Extracted data entries:
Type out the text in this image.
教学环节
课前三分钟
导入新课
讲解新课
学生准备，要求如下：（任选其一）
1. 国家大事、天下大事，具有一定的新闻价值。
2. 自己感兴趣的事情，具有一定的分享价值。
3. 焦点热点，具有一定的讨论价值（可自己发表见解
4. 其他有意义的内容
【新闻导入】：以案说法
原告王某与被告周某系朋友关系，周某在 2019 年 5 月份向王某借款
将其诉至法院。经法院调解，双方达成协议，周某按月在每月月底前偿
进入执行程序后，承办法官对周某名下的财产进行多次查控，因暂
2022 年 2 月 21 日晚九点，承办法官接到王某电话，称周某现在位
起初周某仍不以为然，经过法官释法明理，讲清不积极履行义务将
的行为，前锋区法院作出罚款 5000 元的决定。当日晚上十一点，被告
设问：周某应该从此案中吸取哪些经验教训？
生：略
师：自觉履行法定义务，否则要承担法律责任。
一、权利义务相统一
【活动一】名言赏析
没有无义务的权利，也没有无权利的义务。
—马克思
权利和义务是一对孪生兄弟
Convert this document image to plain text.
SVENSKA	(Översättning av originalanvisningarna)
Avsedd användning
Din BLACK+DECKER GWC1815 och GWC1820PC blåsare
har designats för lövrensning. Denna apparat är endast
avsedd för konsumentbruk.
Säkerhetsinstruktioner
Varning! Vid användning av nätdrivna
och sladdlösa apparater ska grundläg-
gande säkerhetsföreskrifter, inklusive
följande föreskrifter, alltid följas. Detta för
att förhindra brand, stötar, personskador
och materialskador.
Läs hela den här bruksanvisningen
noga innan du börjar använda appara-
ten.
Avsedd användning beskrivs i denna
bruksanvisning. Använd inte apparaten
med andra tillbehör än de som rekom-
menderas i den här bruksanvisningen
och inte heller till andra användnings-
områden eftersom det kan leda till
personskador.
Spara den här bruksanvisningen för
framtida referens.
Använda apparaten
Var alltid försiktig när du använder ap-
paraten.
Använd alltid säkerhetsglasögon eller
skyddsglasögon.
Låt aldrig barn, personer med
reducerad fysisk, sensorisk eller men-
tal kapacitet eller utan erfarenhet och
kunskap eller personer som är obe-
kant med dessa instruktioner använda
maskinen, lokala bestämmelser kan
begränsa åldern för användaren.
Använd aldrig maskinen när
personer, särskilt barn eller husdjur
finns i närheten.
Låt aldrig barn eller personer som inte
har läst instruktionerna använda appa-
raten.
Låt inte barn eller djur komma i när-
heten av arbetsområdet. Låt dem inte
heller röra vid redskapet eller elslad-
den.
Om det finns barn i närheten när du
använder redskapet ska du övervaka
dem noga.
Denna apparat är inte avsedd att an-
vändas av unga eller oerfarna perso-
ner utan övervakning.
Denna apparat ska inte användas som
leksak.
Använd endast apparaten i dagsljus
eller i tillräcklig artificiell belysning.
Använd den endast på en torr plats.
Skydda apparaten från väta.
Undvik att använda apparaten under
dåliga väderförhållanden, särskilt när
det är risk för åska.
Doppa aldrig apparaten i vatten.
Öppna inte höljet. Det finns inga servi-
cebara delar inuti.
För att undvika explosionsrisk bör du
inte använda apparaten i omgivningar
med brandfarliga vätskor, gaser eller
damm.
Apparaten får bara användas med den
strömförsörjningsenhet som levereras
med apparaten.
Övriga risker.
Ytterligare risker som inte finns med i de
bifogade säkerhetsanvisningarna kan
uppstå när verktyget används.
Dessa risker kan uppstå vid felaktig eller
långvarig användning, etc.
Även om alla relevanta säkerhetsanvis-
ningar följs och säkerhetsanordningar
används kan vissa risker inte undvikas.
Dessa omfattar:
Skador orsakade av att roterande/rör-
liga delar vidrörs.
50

Exercise brief ▸ Every record above must be duplicated exactly.

Solution to this task ▸
Type out the text in this image.
教学环节
课前三分钟
导入新课
讲解新课
学生准备，要求如下：（任选其一）
1. 国家大事、天下大事，具有一定的新闻价值。
2. 自己感兴趣的事情，具有一定的分享价值。
3. 焦点热点，具有一定的讨论价值（可自己发表见解
4. 其他有意义的内容
【新闻导入】：以案说法
原告王某与被告周某系朋友关系，周某在 2019 年 5 月份向王某借款
将其诉至法院。经法院调解，双方达成协议，周某按月在每月月底前偿
进入执行程序后，承办法官对周某名下的财产进行多次查控，因暂
2022 年 2 月 21 日晚九点，承办法官接到王某电话，称周某现在位
起初周某仍不以为然，经过法官释法明理，讲清不积极履行义务将
的行为，前锋区法院作出罚款 5000 元的决定。当日晚上十一点，被告
设问：周某应该从此案中吸取哪些经验教训？
生：略
师：自觉履行法定义务，否则要承担法律责任。
一、权利义务相统一
【活动一】名言赏析
没有无义务的权利，也没有无权利的义务。
—马克思
权利和义务是一对孪生兄弟
Convert this document image to plain text.
SVENSKA	(Översättning av originalanvisningarna)
Avsedd användning
Din BLACK+DECKER GWC1815 och GWC1820PC blåsare
har designats för lövrensning. Denna apparat är endast
avsedd för konsumentbruk.
Säkerhetsinstruktioner
Varning! Vid användning av nätdrivna
och sladdlösa apparater ska grundläg-
gande säkerhetsföreskrifter, inklusive
följande föreskrifter, alltid följas. Detta för
att förhindra brand, stötar, personskador
och materialskador.
Läs hela den här bruksanvisningen
noga innan du börjar använda appara-
ten.
Avsedd användning beskrivs i denna
bruksanvisning. Använd inte apparaten
med andra tillbehör än de som rekom-
menderas i den här bruksanvisningen
och inte heller till andra användnings-
områden eftersom det kan leda till
personskador.
Spara den här bruksanvisningen för
framtida referens.
Använda apparaten
Var alltid försiktig när du använder ap-
paraten.
Använd alltid säkerhetsglasögon eller
skyddsglasögon.
Låt aldrig barn, personer med
reducerad fysisk, sensorisk eller men-
tal kapacitet eller utan erfarenhet och
kunskap eller personer som är obe-
kant med dessa instruktioner använda
maskinen, lokala bestämmelser kan
begränsa åldern för användaren.
Använd aldrig maskinen när
personer, särskilt barn eller husdjur
finns i närheten.
Låt aldrig barn eller personer som inte
har läst instruktionerna använda appa-
raten.
Låt inte barn eller djur komma i när-
heten av arbetsområdet. Låt dem inte
heller röra vid redskapet eller elslad-
den.
Om det finns barn i närheten när du
använder redskapet ska du övervaka
dem noga.
Denna apparat är inte avsedd att an-
vändas av unga eller oerfarna perso-
ner utan övervakning.
Denna apparat ska inte användas som
leksak.
Använd endast apparaten i dagsljus
eller i tillräcklig artificiell belysning.
Använd den endast på en torr plats.
Skydda apparaten från väta.
Undvik att använda apparaten under
dåliga väderförhållanden, särskilt när
det är risk för åska.
Doppa aldrig apparaten i vatten.
Öppna inte höljet. Det finns inga servi-
cebara delar inuti.
För att undvika explosionsrisk bör du
inte använda apparaten i omgivningar
med brandfarliga vätskor, gaser eller
damm.
Apparaten får bara användas med den
strömförsörjningsenhet som levereras
med apparaten.
Övriga risker.
Ytterligare risker som inte finns med i de
bifogade säkerhetsanvisningarna kan
uppstå när verktyget används.
Dessa risker kan uppstå vid felaktig eller
långvarig användning, etc.
Även om alla relevanta säkerhetsanvis-
ningar följs och säkerhetsanordningar
används kan vissa risker inte undvikas.
Dessa omfattar:
Skador orsakade av att roterande/rör-
liga delar vidrörs.
50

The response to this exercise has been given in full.